The problem:
Set the data down again, exactly as it reads, but without the pictures.
[Begin]
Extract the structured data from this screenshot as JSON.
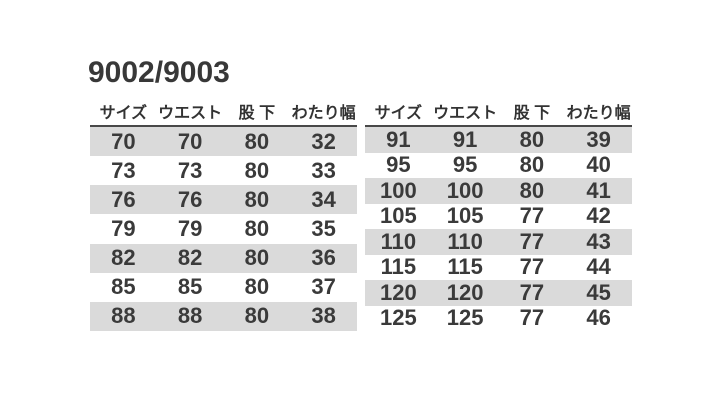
{
  "page": {
    "title": "9002/9003"
  },
  "colors": {
    "background": "#ffffff",
    "stripe": "#dadada",
    "text": "#3a3a3a",
    "header_underline": "#484848"
  },
  "tables": [
    {
      "name": "size-table-left",
      "headers": [
        "サイズ",
        "ウエスト",
        "股 下",
        "わたり幅"
      ],
      "rows": [
        [
          70,
          70,
          80,
          32
        ],
        [
          73,
          73,
          80,
          33
        ],
        [
          76,
          76,
          80,
          34
        ],
        [
          79,
          79,
          80,
          35
        ],
        [
          82,
          82,
          80,
          36
        ],
        [
          85,
          85,
          80,
          37
        ],
        [
          88,
          88,
          80,
          38
        ]
      ]
    },
    {
      "name": "size-table-right",
      "headers": [
        "サイズ",
        "ウエスト",
        "股 下",
        "わたり幅"
      ],
      "rows": [
        [
          91,
          91,
          80,
          39
        ],
        [
          95,
          95,
          80,
          40
        ],
        [
          100,
          100,
          80,
          41
        ],
        [
          105,
          105,
          77,
          42
        ],
        [
          110,
          110,
          77,
          43
        ],
        [
          115,
          115,
          77,
          44
        ],
        [
          120,
          120,
          77,
          45
        ],
        [
          125,
          125,
          77,
          46
        ]
      ]
    }
  ]
}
[End]
The completed task:
Extract the structured data from this screenshot as JSON.
{
  "page": {
    "title": "9002/9003"
  },
  "colors": {
    "background": "#ffffff",
    "stripe": "#dadada",
    "text": "#3a3a3a",
    "header_underline": "#484848"
  },
  "tables": [
    {
      "name": "size-table-left",
      "headers": [
        "サイズ",
        "ウエスト",
        "股 下",
        "わたり幅"
      ],
      "rows": [
        [
          70,
          70,
          80,
          32
        ],
        [
          73,
          73,
          80,
          33
        ],
        [
          76,
          76,
          80,
          34
        ],
        [
          79,
          79,
          80,
          35
        ],
        [
          82,
          82,
          80,
          36
        ],
        [
          85,
          85,
          80,
          37
        ],
        [
          88,
          88,
          80,
          38
        ]
      ]
    },
    {
      "name": "size-table-right",
      "headers": [
        "サイズ",
        "ウエスト",
        "股 下",
        "わたり幅"
      ],
      "rows": [
        [
          91,
          91,
          80,
          39
        ],
        [
          95,
          95,
          80,
          40
        ],
        [
          100,
          100,
          80,
          41
        ],
        [
          105,
          105,
          77,
          42
        ],
        [
          110,
          110,
          77,
          43
        ],
        [
          115,
          115,
          77,
          44
        ],
        [
          120,
          120,
          77,
          45
        ],
        [
          125,
          125,
          77,
          46
        ]
      ]
    }
  ]
}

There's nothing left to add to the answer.